_Exercise requirements_
Collect each line holding the string "name".

(Figure collection entries)

********

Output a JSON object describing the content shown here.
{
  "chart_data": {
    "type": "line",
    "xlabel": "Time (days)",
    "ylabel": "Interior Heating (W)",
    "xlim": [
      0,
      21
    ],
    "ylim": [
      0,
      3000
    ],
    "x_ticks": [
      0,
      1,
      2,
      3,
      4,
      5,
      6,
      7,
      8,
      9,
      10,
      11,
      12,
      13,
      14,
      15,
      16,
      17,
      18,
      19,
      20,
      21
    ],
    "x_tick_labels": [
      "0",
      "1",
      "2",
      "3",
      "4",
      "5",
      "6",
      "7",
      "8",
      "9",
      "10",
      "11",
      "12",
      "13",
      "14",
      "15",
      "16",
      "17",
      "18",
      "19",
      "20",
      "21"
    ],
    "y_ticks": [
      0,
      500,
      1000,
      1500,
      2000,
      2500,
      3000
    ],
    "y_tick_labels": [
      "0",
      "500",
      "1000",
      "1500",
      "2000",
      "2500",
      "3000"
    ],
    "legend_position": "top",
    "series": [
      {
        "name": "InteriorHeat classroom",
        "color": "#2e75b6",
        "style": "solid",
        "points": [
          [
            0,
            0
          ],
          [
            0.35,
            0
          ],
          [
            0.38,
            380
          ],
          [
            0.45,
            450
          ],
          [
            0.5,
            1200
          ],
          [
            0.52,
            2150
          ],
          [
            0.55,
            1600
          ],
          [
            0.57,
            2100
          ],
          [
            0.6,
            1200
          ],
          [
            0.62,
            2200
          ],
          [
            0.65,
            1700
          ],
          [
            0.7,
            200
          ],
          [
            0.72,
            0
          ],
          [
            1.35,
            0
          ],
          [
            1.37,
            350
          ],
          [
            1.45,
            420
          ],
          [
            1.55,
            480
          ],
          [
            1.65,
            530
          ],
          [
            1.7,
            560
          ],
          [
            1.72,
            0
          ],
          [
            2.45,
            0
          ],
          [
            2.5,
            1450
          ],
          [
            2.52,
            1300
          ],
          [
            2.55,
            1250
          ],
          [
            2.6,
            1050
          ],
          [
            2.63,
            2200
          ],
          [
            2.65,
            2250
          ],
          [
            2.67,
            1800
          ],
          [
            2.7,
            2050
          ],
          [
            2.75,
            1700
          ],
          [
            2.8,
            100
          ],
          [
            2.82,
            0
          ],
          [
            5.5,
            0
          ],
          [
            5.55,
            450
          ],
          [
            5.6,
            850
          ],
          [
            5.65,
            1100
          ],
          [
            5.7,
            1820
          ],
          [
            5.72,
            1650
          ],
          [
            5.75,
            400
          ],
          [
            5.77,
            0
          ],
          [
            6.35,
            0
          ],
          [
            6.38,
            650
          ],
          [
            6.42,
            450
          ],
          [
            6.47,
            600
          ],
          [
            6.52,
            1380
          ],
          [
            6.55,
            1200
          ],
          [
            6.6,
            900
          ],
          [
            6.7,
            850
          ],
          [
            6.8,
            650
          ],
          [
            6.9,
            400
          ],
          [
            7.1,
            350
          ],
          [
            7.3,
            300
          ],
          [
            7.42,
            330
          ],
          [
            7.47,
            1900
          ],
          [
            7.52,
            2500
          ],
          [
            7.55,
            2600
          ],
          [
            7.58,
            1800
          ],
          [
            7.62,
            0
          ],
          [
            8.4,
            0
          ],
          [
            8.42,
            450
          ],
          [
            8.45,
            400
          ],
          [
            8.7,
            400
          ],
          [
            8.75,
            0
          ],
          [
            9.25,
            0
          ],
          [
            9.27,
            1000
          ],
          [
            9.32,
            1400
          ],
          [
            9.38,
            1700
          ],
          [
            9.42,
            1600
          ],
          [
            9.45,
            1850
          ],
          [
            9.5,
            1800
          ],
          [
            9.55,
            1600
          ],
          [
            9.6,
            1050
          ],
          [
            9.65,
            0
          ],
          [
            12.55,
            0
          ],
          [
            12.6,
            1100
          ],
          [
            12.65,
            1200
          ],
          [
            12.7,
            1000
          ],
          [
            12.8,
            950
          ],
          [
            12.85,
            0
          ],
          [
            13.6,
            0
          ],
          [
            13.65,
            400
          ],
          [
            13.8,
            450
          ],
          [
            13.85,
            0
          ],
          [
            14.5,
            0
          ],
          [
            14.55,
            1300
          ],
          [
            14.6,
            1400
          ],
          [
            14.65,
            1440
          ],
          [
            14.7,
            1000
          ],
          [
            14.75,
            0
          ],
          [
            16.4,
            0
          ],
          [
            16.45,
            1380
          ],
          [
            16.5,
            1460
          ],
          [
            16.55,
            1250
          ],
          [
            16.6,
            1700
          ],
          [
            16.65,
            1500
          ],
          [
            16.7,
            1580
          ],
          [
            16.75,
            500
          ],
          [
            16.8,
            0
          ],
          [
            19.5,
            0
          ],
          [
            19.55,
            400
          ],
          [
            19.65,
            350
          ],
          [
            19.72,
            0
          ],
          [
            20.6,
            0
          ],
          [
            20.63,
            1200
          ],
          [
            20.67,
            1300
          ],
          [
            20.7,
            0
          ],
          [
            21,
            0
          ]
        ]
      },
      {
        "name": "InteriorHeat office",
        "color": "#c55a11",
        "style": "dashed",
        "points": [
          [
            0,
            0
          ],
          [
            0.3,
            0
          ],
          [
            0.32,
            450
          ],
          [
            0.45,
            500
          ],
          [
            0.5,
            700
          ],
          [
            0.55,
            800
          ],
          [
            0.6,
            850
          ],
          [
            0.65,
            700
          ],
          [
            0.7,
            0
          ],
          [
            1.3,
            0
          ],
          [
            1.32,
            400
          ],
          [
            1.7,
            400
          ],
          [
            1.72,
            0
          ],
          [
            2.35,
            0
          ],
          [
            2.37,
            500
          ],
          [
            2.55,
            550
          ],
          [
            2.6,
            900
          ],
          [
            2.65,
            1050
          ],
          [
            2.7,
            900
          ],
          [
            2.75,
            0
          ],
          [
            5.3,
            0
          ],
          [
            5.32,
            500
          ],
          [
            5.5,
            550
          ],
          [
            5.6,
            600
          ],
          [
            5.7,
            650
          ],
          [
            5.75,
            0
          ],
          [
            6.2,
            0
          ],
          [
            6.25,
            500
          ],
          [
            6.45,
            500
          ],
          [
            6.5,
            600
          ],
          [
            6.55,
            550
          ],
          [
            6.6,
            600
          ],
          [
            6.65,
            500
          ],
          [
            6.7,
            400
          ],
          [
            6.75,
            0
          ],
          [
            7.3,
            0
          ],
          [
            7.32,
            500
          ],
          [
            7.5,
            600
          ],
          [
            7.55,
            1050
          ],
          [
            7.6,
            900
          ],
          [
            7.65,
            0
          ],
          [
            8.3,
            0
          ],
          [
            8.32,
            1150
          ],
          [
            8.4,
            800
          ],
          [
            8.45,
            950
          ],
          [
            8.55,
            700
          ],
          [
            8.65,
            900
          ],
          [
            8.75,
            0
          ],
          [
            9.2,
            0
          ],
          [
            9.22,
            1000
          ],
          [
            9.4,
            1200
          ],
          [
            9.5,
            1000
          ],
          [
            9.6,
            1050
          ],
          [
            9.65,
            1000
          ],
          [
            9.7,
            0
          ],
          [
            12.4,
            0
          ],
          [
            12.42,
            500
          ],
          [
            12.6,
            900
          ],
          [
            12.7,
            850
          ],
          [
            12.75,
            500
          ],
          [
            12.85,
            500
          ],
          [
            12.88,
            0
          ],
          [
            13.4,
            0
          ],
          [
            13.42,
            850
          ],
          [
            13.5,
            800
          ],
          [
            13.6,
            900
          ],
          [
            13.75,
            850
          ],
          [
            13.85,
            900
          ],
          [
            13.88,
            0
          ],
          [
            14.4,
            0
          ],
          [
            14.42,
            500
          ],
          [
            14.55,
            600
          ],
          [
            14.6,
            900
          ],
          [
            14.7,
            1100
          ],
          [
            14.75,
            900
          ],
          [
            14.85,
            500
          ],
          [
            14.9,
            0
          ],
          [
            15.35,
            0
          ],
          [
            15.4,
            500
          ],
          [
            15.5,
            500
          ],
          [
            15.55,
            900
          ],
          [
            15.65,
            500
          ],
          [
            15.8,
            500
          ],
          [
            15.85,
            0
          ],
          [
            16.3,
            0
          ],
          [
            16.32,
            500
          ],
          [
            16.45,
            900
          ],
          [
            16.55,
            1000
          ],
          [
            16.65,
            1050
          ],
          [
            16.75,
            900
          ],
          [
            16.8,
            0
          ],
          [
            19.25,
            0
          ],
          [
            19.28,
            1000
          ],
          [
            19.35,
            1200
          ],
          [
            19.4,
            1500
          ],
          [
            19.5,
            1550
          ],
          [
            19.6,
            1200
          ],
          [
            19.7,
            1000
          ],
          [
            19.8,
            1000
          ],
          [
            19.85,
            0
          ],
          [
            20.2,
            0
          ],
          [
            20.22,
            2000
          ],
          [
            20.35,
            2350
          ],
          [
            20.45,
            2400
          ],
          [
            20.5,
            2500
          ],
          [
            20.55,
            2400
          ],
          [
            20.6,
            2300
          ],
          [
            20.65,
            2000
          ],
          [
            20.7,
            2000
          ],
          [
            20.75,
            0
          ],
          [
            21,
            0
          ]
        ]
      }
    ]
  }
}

********

_Written answer_
        "name": "InteriorHeat classroom",
        "name": "InteriorHeat office",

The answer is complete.